• **EXERCISE DETAILS**: The records should be written out in full, with nothing altered.

• **INFORMATION GIVEN**:
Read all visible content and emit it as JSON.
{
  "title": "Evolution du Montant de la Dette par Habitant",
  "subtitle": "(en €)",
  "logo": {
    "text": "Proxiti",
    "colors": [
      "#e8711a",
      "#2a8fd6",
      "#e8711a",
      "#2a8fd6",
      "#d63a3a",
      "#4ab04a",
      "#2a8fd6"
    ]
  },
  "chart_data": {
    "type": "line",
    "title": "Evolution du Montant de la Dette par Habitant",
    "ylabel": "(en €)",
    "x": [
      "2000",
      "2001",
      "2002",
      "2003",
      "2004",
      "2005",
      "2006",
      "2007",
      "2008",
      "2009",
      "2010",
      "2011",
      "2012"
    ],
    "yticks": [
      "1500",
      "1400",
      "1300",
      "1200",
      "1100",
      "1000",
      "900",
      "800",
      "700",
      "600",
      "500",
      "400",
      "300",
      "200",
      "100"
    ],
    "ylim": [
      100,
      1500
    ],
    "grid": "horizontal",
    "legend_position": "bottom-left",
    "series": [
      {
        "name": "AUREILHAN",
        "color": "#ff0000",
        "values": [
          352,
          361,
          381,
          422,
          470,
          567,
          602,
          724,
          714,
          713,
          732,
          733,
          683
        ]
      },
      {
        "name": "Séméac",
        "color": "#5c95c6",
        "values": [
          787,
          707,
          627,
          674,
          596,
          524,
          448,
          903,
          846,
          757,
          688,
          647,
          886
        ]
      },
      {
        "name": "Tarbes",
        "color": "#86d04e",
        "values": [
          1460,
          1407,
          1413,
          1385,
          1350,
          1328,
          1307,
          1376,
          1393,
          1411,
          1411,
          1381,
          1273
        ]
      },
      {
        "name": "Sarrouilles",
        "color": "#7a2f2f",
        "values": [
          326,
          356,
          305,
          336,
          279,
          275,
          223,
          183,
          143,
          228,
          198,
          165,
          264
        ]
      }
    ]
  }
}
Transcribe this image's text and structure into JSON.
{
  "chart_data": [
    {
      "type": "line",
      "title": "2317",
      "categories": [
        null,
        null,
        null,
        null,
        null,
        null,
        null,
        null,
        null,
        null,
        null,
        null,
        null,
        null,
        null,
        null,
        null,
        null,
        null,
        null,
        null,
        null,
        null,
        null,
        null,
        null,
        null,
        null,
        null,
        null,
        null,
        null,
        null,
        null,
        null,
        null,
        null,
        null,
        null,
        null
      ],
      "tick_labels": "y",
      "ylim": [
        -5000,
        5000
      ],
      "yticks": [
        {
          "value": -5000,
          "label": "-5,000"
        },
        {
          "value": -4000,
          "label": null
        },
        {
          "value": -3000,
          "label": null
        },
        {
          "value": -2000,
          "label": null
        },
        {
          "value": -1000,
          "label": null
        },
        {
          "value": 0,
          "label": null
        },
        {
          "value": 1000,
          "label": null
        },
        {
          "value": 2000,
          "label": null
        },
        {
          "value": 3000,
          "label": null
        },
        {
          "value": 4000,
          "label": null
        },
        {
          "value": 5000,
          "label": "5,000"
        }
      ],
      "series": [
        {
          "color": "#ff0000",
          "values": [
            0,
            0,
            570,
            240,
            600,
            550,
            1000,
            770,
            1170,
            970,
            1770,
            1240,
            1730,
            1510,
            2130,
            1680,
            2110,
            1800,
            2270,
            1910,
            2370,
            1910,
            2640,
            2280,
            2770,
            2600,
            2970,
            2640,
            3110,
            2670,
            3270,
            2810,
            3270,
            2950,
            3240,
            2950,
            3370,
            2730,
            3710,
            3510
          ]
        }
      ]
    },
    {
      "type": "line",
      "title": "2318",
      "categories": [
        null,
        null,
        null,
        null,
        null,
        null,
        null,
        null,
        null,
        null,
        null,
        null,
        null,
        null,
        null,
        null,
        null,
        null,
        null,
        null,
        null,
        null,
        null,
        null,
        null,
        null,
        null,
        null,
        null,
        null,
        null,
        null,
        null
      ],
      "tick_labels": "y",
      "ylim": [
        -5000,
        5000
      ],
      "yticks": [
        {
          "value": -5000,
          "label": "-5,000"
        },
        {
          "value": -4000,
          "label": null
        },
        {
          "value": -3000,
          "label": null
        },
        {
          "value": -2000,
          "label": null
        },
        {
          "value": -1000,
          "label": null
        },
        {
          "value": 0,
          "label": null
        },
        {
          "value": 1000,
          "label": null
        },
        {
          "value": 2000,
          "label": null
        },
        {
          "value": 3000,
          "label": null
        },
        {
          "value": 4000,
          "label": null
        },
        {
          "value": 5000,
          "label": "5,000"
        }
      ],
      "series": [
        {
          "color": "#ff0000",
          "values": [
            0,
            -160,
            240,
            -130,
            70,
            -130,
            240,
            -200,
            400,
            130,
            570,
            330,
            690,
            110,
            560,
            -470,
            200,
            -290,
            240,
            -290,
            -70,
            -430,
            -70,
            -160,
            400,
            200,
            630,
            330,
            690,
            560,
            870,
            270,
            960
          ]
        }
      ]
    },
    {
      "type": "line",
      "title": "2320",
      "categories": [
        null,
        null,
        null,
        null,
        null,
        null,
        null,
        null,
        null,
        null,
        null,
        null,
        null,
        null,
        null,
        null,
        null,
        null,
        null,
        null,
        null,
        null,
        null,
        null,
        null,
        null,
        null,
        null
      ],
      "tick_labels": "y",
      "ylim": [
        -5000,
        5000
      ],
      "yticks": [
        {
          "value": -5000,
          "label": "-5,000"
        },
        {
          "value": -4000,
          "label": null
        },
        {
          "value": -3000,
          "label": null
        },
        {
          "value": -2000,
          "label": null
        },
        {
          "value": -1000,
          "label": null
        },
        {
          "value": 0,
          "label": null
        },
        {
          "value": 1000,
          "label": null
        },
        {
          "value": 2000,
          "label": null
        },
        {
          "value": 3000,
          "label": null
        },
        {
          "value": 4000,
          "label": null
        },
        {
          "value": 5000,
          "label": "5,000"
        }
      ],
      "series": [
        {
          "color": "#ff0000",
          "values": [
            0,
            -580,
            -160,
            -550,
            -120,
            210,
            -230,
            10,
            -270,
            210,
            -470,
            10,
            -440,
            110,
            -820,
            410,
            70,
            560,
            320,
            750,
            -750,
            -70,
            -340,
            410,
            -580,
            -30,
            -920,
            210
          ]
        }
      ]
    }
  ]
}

• **WRITTEN ANSWER**:
Read all visible content and emit it as JSON.
{
  "title": "Evolution du Montant de la Dette par Habitant",
  "subtitle": "(en €)",
  "logo": {
    "text": "Proxiti",
    "colors": [
      "#e8711a",
      "#2a8fd6",
      "#e8711a",
      "#2a8fd6",
      "#d63a3a",
      "#4ab04a",
      "#2a8fd6"
    ]
  },
  "chart_data": {
    "type": "line",
    "title": "Evolution du Montant de la Dette par Habitant",
    "ylabel": "(en €)",
    "x": [
      "2000",
      "2001",
      "2002",
      "2003",
      "2004",
      "2005",
      "2006",
      "2007",
      "2008",
      "2009",
      "2010",
      "2011",
      "2012"
    ],
    "yticks": [
      "1500",
      "1400",
      "1300",
      "1200",
      "1100",
      "1000",
      "900",
      "800",
      "700",
      "600",
      "500",
      "400",
      "300",
      "200",
      "100"
    ],
    "ylim": [
      100,
      1500
    ],
    "grid": "horizontal",
    "legend_position": "bottom-left",
    "series": [
      {
        "name": "AUREILHAN",
        "color": "#ff0000",
        "values": [
          352,
          361,
          381,
          422,
          470,
          567,
          602,
          724,
          714,
          713,
          732,
          733,
          683
        ]
      },
      {
        "name": "Séméac",
        "color": "#5c95c6",
        "values": [
          787,
          707,
          627,
          674,
          596,
          524,
          448,
          903,
          846,
          757,
          688,
          647,
          886
        ]
      },
      {
        "name": "Tarbes",
        "color": "#86d04e",
        "values": [
          1460,
          1407,
          1413,
          1385,
          1350,
          1328,
          1307,
          1376,
          1393,
          1411,
          1411,
          1381,
          1273
        ]
      },
      {
        "name": "Sarrouilles",
        "color": "#7a2f2f",
        "values": [
          326,
          356,
          305,
          336,
          279,
          275,
          223,
          183,
          143,
          228,
          198,
          165,
          264
        ]
      }
    ]
  }
}
Transcribe this image's text and structure into JSON.
{
  "chart_data": [
    {
      "type": "line",
      "title": "2317",
      "categories": [
        null,
        null,
        null,
        null,
        null,
        null,
        null,
        null,
        null,
        null,
        null,
        null,
        null,
        null,
        null,
        null,
        null,
        null,
        null,
        null,
        null,
        null,
        null,
        null,
        null,
        null,
        null,
        null,
        null,
        null,
        null,
        null,
        null,
        null,
        null,
        null,
        null,
        null,
        null,
        null
      ],
      "tick_labels": "y",
      "ylim": [
        -5000,
        5000
      ],
      "yticks": [
        {
          "value": -5000,
          "label": "-5,000"
        },
        {
          "value": -4000,
          "label": null
        },
        {
          "value": -3000,
          "label": null
        },
        {
          "value": -2000,
          "label": null
        },
        {
          "value": -1000,
          "label": null
        },
        {
          "value": 0,
          "label": null
        },
        {
          "value": 1000,
          "label": null
        },
        {
          "value": 2000,
          "label": null
        },
        {
          "value": 3000,
          "label": null
        },
        {
          "value": 4000,
          "label": null
        },
        {
          "value": 5000,
          "label": "5,000"
        }
      ],
      "series": [
        {
          "color": "#ff0000",
          "values": [
            0,
            0,
            570,
            240,
            600,
            550,
            1000,
            770,
            1170,
            970,
            1770,
            1240,
            1730,
            1510,
            2130,
            1680,
            2110,
            1800,
            2270,
            1910,
            2370,
            1910,
            2640,
            2280,
            2770,
            2600,
            2970,
            2640,
            3110,
            2670,
            3270,
            2810,
            3270,
            2950,
            3240,
            2950,
            3370,
            2730,
            3710,
            3510
          ]
        }
      ]
    },
    {
      "type": "line",
      "title": "2318",
      "categories": [
        null,
        null,
        null,
        null,
        null,
        null,
        null,
        null,
        null,
        null,
        null,
        null,
        null,
        null,
        null,
        null,
        null,
        null,
        null,
        null,
        null,
        null,
        null,
        null,
        null,
        null,
        null,
        null,
        null,
        null,
        null,
        null,
        null
      ],
      "tick_labels": "y",
      "ylim": [
        -5000,
        5000
      ],
      "yticks": [
        {
          "value": -5000,
          "label": "-5,000"
        },
        {
          "value": -4000,
          "label": null
        },
        {
          "value": -3000,
          "label": null
        },
        {
          "value": -2000,
          "label": null
        },
        {
          "value": -1000,
          "label": null
        },
        {
          "value": 0,
          "label": null
        },
        {
          "value": 1000,
          "label": null
        },
        {
          "value": 2000,
          "label": null
        },
        {
          "value": 3000,
          "label": null
        },
        {
          "value": 4000,
          "label": null
        },
        {
          "value": 5000,
          "label": "5,000"
        }
      ],
      "series": [
        {
          "color": "#ff0000",
          "values": [
            0,
            -160,
            240,
            -130,
            70,
            -130,
            240,
            -200,
            400,
            130,
            570,
            330,
            690,
            110,
            560,
            -470,
            200,
            -290,
            240,
            -290,
            -70,
            -430,
            -70,
            -160,
            400,
            200,
            630,
            330,
            690,
            560,
            870,
            270,
            960
          ]
        }
      ]
    },
    {
      "type": "line",
      "title": "2320",
      "categories": [
        null,
        null,
        null,
        null,
        null,
        null,
        null,
        null,
        null,
        null,
        null,
        null,
        null,
        null,
        null,
        null,
        null,
        null,
        null,
        null,
        null,
        null,
        null,
        null,
        null,
        null,
        null,
        null
      ],
      "tick_labels": "y",
      "ylim": [
        -5000,
        5000
      ],
      "yticks": [
        {
          "value": -5000,
          "label": "-5,000"
        },
        {
          "value": -4000,
          "label": null
        },
        {
          "value": -3000,
          "label": null
        },
        {
          "value": -2000,
          "label": null
        },
        {
          "value": -1000,
          "label": null
        },
        {
          "value": 0,
          "label": null
        },
        {
          "value": 1000,
          "label": null
        },
        {
          "value": 2000,
          "label": null
        },
        {
          "value": 3000,
          "label": null
        },
        {
          "value": 4000,
          "label": null
        },
        {
          "value": 5000,
          "label": "5,000"
        }
      ],
      "series": [
        {
          "color": "#ff0000",
          "values": [
            0,
            -580,
            -160,
            -550,
            -120,
            210,
            -230,
            10,
            -270,
            210,
            -470,
            10,
            -440,
            110,
            -820,
            410,
            70,
            560,
            320,
            750,
            -750,
            -70,
            -340,
            410,
            -580,
            -30,
            -920,
            210
          ]
        }
      ]
    }
  ]
}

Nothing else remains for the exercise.